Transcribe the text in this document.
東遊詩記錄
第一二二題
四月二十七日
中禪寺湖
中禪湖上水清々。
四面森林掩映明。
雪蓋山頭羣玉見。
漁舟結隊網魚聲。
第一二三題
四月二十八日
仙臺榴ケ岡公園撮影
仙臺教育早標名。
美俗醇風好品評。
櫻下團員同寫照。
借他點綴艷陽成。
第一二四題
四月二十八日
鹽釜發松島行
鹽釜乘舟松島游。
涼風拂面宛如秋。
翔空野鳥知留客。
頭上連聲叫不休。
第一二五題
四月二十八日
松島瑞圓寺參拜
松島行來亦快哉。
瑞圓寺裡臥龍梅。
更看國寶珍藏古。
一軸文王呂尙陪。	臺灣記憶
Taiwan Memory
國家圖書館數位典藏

- **Stated problem**
Give back each line above precisely as it stands.

- **Task response**
Transcribe the text in this document.
東遊詩記錄
第一二二題
四月二十七日
中禪寺湖
中禪湖上水清々。
四面森林掩映明。
雪蓋山頭羣玉見。
漁舟結隊網魚聲。
第一二三題
四月二十八日
仙臺榴ケ岡公園撮影
仙臺教育早標名。
美俗醇風好品評。
櫻下團員同寫照。
借他點綴艷陽成。
第一二四題
四月二十八日
鹽釜發松島行
鹽釜乘舟松島游。
涼風拂面宛如秋。
翔空野鳥知留客。
頭上連聲叫不休。
第一二五題
四月二十八日
松島瑞圓寺參拜
松島行來亦快哉。
瑞圓寺裡臥龍梅。
更看國寶珍藏古。
一軸文王呂尙陪。	臺灣記憶
Taiwan Memory
國家圖書館數位典藏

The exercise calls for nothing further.